▸ **TASK DIRECTIONS**
Write out the listing below in full and exactly, leaving out every picture.

▸ **DATASET RECORDS**
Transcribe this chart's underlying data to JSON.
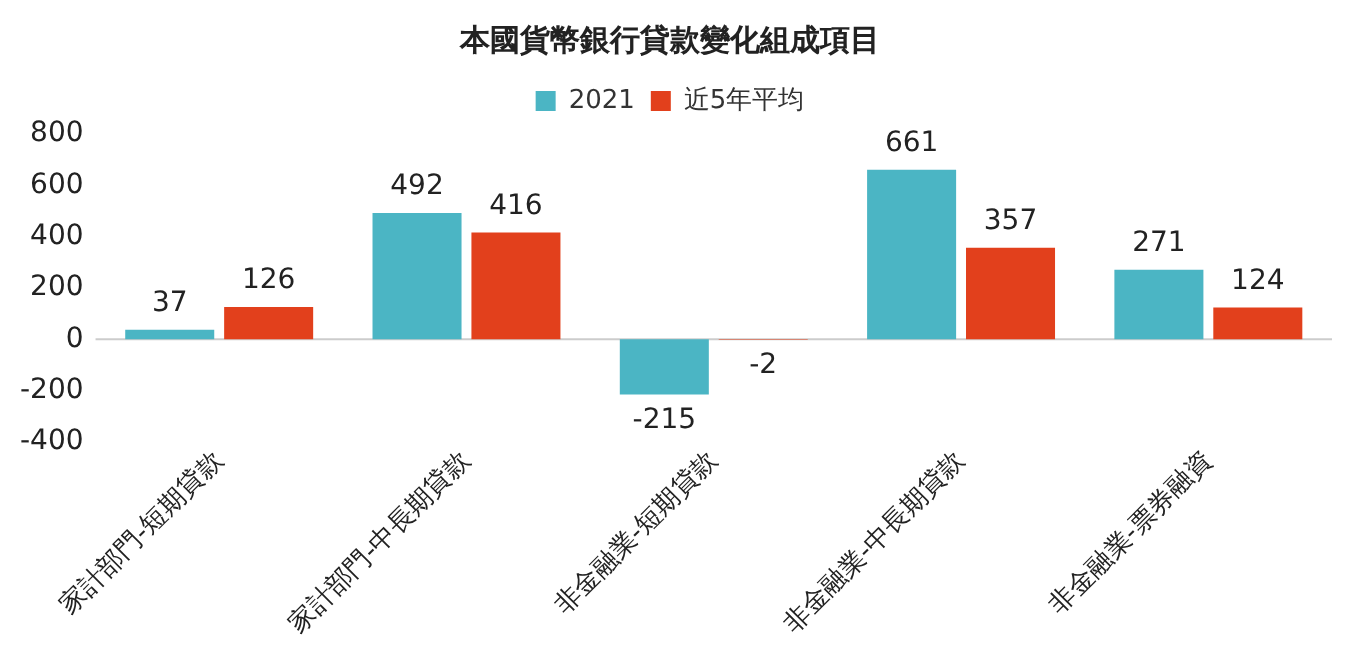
{
  "chart_data": {
    "type": "bar",
    "title": "本國貨幣銀行貸款變化組成項目",
    "categories": [
      "家計部門-短期貸款",
      "家計部門-中長期貸款",
      "非金融業-短期貸款",
      "非金融業-中長期貸款",
      "非金融業-票券融資"
    ],
    "series": [
      {
        "name": "2021",
        "color": "#4bb5c4",
        "values": [
          37,
          492,
          -215,
          661,
          271
        ]
      },
      {
        "name": "近5年平均",
        "color": "#e2401c",
        "values": [
          126,
          416,
          -2,
          357,
          124
        ]
      }
    ],
    "ylim": [
      -400,
      800
    ],
    "yticks": [
      -400,
      -200,
      0,
      200,
      400,
      600,
      800
    ],
    "grid": false,
    "ref_lines": [
      {
        "axis": "y",
        "value": 0,
        "color": "#cccccc"
      }
    ],
    "legend": "top",
    "data_labels": true
  }
}
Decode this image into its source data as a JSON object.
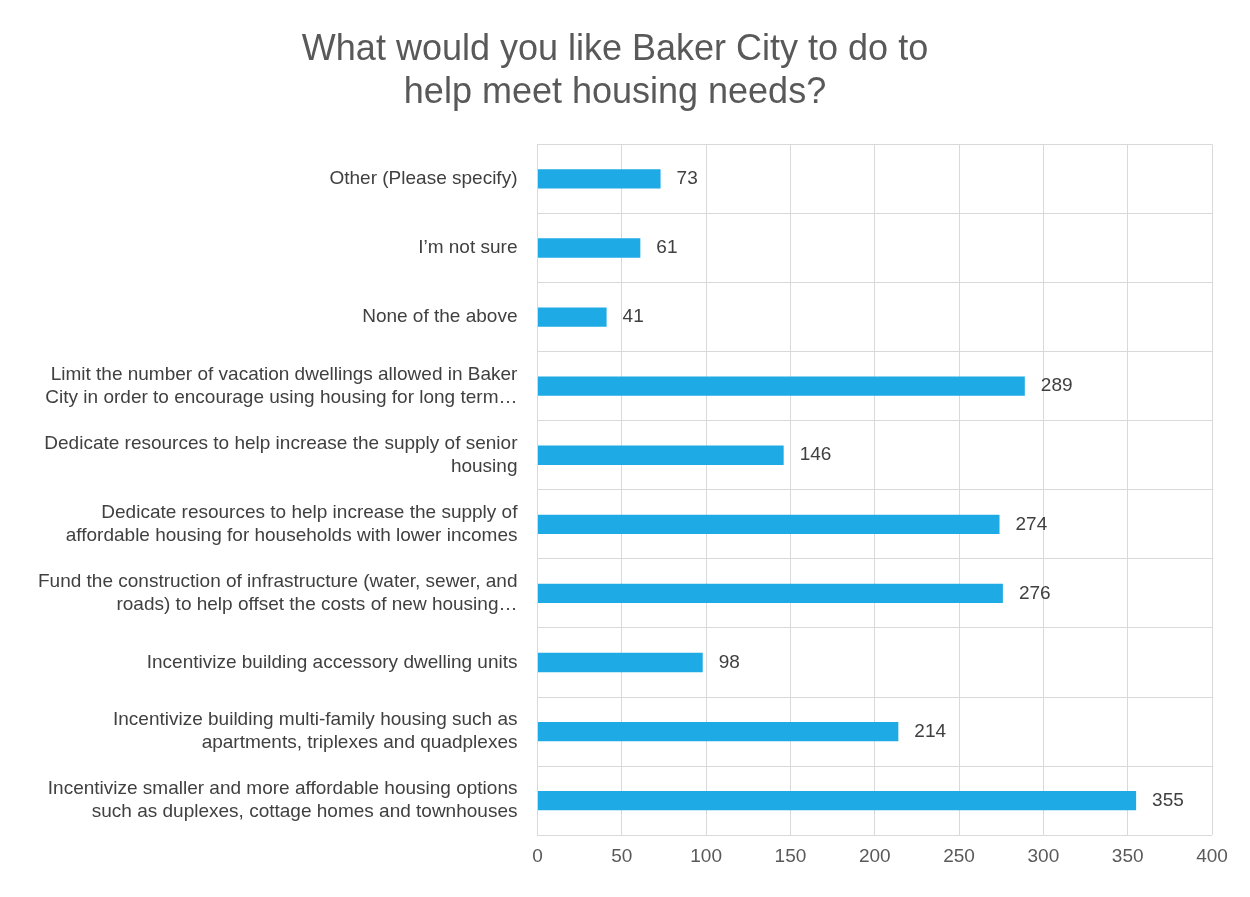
{
  "chart_data": {
    "type": "bar",
    "orientation": "horizontal",
    "title": "What would you like Baker City to do to help meet housing needs?",
    "categories": [
      "Other (Please specify)",
      "I’m not sure",
      "None of the above",
      "Limit the number of vacation dwellings allowed in Baker City in order to encourage using housing for long term…",
      "Dedicate resources to help increase the supply of senior housing",
      "Dedicate resources to help increase the supply of affordable housing for households with lower incomes",
      "Fund the construction of infrastructure (water, sewer, and roads) to help offset the costs of new housing…",
      "Incentivize building accessory dwelling units",
      "Incentivize building multi-family housing such as apartments, triplexes and quadplexes",
      "Incentivize smaller and more affordable housing options such as duplexes, cottage homes and townhouses"
    ],
    "values": [
      73,
      61,
      41,
      289,
      146,
      274,
      276,
      98,
      214,
      355
    ],
    "color": "#1eaae4",
    "xlim": [
      0,
      400
    ],
    "xticks": [
      0,
      50,
      100,
      150,
      200,
      250,
      300,
      350,
      400
    ],
    "grid": true,
    "data_labels": true,
    "legend": false
  }
}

▸ **OUTPUT OF THE TASK**
Transcribe this chart's underlying data to JSON.
{
  "chart_data": {
    "type": "bar",
    "title": "本國貨幣銀行貸款變化組成項目",
    "categories": [
      "家計部門-短期貸款",
      "家計部門-中長期貸款",
      "非金融業-短期貸款",
      "非金融業-中長期貸款",
      "非金融業-票券融資"
    ],
    "series": [
      {
        "name": "2021",
        "color": "#4bb5c4",
        "values": [
          37,
          492,
          -215,
          661,
          271
        ]
      },
      {
        "name": "近5年平均",
        "color": "#e2401c",
        "values": [
          126,
          416,
          -2,
          357,
          124
        ]
      }
    ],
    "ylim": [
      -400,
      800
    ],
    "yticks": [
      -400,
      -200,
      0,
      200,
      400,
      600,
      800
    ],
    "grid": false,
    "ref_lines": [
      {
        "axis": "y",
        "value": 0,
        "color": "#cccccc"
      }
    ],
    "legend": "top",
    "data_labels": true
  }
}
Decode this image into its source data as a JSON object.
{
  "chart_data": {
    "type": "bar",
    "orientation": "horizontal",
    "title": "What would you like Baker City to do to help meet housing needs?",
    "categories": [
      "Other (Please specify)",
      "I’m not sure",
      "None of the above",
      "Limit the number of vacation dwellings allowed in Baker City in order to encourage using housing for long term…",
      "Dedicate resources to help increase the supply of senior housing",
      "Dedicate resources to help increase the supply of affordable housing for households with lower incomes",
      "Fund the construction of infrastructure (water, sewer, and roads) to help offset the costs of new housing…",
      "Incentivize building accessory dwelling units",
      "Incentivize building multi-family housing such as apartments, triplexes and quadplexes",
      "Incentivize smaller and more affordable housing options such as duplexes, cottage homes and townhouses"
    ],
    "values": [
      73,
      61,
      41,
      289,
      146,
      274,
      276,
      98,
      214,
      355
    ],
    "color": "#1eaae4",
    "xlim": [
      0,
      400
    ],
    "xticks": [
      0,
      50,
      100,
      150,
      200,
      250,
      300,
      350,
      400
    ],
    "grid": true,
    "data_labels": true,
    "legend": false
  }
}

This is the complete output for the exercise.